++++ Material for this exercise ++++
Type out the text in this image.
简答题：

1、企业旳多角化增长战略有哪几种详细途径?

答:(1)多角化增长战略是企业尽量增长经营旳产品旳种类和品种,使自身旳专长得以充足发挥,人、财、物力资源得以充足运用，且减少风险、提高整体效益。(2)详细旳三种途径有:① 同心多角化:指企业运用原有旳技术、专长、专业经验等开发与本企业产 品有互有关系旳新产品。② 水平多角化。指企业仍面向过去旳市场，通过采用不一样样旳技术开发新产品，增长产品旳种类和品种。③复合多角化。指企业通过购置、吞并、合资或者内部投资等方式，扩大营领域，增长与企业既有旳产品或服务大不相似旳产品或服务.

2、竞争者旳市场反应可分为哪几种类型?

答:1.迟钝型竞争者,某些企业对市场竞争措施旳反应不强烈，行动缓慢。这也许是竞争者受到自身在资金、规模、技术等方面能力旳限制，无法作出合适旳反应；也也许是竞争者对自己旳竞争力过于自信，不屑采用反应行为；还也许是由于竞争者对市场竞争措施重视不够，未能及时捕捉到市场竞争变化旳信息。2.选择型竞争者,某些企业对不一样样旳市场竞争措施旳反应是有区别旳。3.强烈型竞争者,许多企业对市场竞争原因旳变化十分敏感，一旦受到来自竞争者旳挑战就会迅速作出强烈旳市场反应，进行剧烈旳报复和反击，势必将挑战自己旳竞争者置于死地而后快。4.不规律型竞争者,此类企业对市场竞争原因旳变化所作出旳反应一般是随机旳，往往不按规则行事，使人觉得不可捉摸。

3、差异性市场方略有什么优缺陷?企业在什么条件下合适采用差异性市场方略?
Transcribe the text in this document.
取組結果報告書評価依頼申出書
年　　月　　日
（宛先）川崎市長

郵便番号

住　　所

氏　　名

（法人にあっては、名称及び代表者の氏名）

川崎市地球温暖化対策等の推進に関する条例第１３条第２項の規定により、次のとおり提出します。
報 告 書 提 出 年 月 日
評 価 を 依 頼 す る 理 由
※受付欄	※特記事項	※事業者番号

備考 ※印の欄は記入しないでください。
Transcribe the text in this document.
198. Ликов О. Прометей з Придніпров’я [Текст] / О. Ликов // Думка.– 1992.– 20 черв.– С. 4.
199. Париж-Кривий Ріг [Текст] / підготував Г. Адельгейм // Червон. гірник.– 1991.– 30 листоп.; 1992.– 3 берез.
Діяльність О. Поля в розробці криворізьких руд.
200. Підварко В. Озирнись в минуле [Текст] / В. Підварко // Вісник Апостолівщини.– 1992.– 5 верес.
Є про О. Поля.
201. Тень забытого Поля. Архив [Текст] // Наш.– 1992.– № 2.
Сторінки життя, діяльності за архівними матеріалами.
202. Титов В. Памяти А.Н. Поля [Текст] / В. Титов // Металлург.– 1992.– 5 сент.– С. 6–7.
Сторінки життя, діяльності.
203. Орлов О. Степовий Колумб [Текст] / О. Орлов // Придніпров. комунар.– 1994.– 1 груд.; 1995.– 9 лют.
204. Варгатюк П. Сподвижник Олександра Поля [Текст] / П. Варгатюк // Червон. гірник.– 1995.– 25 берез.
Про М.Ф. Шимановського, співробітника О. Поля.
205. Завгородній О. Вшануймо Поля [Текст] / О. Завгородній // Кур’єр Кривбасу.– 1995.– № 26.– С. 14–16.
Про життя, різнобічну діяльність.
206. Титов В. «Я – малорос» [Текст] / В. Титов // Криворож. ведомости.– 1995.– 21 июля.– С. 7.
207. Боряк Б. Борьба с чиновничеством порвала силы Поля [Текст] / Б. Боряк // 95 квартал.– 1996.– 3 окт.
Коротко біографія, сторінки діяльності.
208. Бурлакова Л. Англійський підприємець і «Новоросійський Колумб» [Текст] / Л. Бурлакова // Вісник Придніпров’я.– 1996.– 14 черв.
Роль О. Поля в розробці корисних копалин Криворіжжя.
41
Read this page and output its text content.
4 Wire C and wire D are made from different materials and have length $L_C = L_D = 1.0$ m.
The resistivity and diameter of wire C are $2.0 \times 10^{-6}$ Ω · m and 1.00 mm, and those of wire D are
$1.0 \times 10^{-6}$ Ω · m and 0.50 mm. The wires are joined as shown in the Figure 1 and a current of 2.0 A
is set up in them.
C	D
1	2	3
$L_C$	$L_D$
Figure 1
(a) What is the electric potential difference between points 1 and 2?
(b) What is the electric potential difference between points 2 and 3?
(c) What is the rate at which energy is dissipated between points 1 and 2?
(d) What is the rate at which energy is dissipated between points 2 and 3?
++++
What you are asked to do
Repeat, word for word, every line from the line that contains "Read this page and output its text content." to the end of the entries; include both of those lines and no others.

Completed task
Read this page and output its text content.
4 Wire C and wire D are made from different materials and have length $L_C = L_D = 1.0$ m.
The resistivity and diameter of wire C are $2.0 \times 10^{-6}$ Ω · m and 1.00 mm, and those of wire D are
$1.0 \times 10^{-6}$ Ω · m and 0.50 mm. The wires are joined as shown in the Figure 1 and a current of 2.0 A
is set up in them.
C	D
1	2	3
$L_C$	$L_D$
Figure 1
(a) What is the electric potential difference between points 1 and 2?
(b) What is the electric potential difference between points 2 and 3?
(c) What is the rate at which energy is dissipated between points 1 and 2?
(d) What is the rate at which energy is dissipated between points 2 and 3?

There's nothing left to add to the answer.